• TASK GOAL: Extend the transcript of the "Face the Nation" interview with Fiona Hill past its last line.

Excerpts:
Transcript of an interview with Former National Security Council Senior Director for European and Russian Affairs, Fiona Hill, that aired Sunday, October 10, 2021, on "Face the Nation."
HILL: ... the moment is incredibly dangerous. I mean, we are in a dangerous moment...
I'm seeing the populism on the right is the most threatening at the moment. The populism on the left contributes to the overall atmosphere of polarization, but very sadly, it's on the right that we're seeing the main threats. Its actors on the right, not just in Congress and in the Senate, you know, places where you'd actually expect people to be upholding their oath of office to the Constitution and to the people. But it's actors on that right who are also basically calling for violence against fellow Americans and at all times are talking down the integrity of the election system...
MARGARET BRENNAN: Well, and that's exactly why I've been asking that is the groundwork being laid question, because certainly that seemed to be the message here. You know, in the book Peril, Robert Costa and Bob Woodward wrote, t
he chairman of the Joint Chiefs of Staff Mark Milley, at the end of it, is quoted as comparing the Jan. 6 siege of the Capitol to The Great Dress Rehearsal. You're a Russia analyst, you know immediately what that phrase is, which is what Lenin called an uprising that preceded the revolution. I read that and I said, "Dear God."
HILL: Yeah.
MARGARET BRENNAN: I mean, he, the general, is saying that this is a precursor potentially to further violence? Is this overstating things in a historical sense?

(Dataset entries)

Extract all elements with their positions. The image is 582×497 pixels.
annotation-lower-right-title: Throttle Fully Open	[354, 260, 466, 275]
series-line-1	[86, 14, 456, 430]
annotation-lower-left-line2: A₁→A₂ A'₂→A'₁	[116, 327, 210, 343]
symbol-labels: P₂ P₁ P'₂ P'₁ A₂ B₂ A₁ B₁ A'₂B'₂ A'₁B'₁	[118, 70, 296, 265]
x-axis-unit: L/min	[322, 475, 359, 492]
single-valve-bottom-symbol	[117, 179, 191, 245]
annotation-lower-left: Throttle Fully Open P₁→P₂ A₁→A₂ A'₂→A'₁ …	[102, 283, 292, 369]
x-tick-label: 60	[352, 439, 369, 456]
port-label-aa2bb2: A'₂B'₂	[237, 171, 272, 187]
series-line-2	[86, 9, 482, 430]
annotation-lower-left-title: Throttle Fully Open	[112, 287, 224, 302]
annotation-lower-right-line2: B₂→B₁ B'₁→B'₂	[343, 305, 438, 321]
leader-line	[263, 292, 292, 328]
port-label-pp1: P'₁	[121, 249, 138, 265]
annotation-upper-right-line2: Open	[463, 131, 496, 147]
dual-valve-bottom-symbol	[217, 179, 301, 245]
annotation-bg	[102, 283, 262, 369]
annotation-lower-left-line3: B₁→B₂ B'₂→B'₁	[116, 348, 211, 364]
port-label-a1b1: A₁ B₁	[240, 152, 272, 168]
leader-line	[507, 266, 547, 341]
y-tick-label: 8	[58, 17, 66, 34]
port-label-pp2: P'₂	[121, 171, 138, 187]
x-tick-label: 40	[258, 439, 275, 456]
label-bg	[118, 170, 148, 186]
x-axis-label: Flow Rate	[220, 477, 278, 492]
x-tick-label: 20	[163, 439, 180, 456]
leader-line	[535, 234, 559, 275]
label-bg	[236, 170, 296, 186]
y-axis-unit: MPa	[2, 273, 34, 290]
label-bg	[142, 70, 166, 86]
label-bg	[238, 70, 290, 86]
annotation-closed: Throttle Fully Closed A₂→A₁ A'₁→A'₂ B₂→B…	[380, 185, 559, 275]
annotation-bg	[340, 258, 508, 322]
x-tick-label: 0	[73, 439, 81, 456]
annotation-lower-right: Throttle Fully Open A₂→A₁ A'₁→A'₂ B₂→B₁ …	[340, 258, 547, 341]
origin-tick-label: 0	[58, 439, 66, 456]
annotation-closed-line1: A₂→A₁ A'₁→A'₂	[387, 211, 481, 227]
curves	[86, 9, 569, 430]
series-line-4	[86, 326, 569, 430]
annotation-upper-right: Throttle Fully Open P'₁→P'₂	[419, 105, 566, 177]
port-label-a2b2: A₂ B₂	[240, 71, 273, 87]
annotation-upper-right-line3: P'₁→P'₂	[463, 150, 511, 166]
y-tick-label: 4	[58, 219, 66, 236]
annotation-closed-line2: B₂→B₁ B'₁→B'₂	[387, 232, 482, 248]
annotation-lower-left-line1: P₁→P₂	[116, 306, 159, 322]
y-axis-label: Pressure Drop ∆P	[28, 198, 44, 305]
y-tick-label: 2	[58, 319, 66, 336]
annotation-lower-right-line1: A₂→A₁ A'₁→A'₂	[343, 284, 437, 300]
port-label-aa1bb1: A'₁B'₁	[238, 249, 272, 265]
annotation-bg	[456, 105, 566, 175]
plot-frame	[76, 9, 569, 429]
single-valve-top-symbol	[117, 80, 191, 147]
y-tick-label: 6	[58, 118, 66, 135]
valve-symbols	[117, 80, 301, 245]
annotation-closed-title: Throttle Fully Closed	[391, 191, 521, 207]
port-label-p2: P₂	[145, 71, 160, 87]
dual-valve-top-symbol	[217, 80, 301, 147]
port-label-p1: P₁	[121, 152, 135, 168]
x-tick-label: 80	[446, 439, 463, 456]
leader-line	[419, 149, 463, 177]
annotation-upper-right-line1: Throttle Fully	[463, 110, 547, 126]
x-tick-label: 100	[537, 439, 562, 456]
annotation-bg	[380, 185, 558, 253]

• YOUR RESPONSE:
HILL: He's not overstating it at all, because I mean, we all saw in real time what happened on Jan. 6 at the Capitol building, and Gen. Milley was absolutely right. Any student of history, but any observer of even American politics over the last decade- I mean, when have we seen something like this before? We haven't. Not in our lifetimes. We've seen episodes, you know, particularly during the civil rights movement and of course, during Vietnam, where there were protests. But storming the Capitol building of the United States? I mean, this is exactly the thing that you think of in historical revolutions. Storming the Bastille during the French Revolution, storming the Winter Palace during the Russian Revolution that General Milley was alluding to. And as he was saying, we've seen many historical episodes where there is violence, people discount it. They think that this is just a passing occurrence. Vice President Pence has been downplaying it, even though he would have been targeted. He was targeted. They wanted to lynch him. And then people sweeping this away, saying nothing happened here. And the next time around, you get the real thing where people actually do seize those major buildings. And I said that also in the book that this was, in effect, a dress rehearsal for something that could be happening near term in 2022. 2024. We've got election cycles here that will heighten the tensions. And once people start talking about violence, once the threshold is crossed, we're in a danger zone.
MARGARET BRENNAN: But there are so many people who will look at the investigation Chairman Schiff is working on and say that's just politics, that's just political messaging. They'll look at the violence- I've heard people tell me this on Capitol Hill and just say, that's a riot. A few crazy people. Not the precursor or a- a dry run of a coup, as the general put it, in the terms of that you are right now. I mean, how do you respond to people saying you're overreacting essentially?
HILL: Well, people are saying that because they don't have any personal experience of these kinds of events. But I can certainly tell you as an immigrant, as somebody who came to the United States in 1989 against the backdrop of the crumbling of the Berlin Wall and the backdrop of the end of the Cold War, I also know immigrants like myself who came from war zones, who came from places like the former Yugoslavia or places like Sri Lanka, which is being pulled apart by civil war and conflict. Afghanistan, Syria, you know, you name it.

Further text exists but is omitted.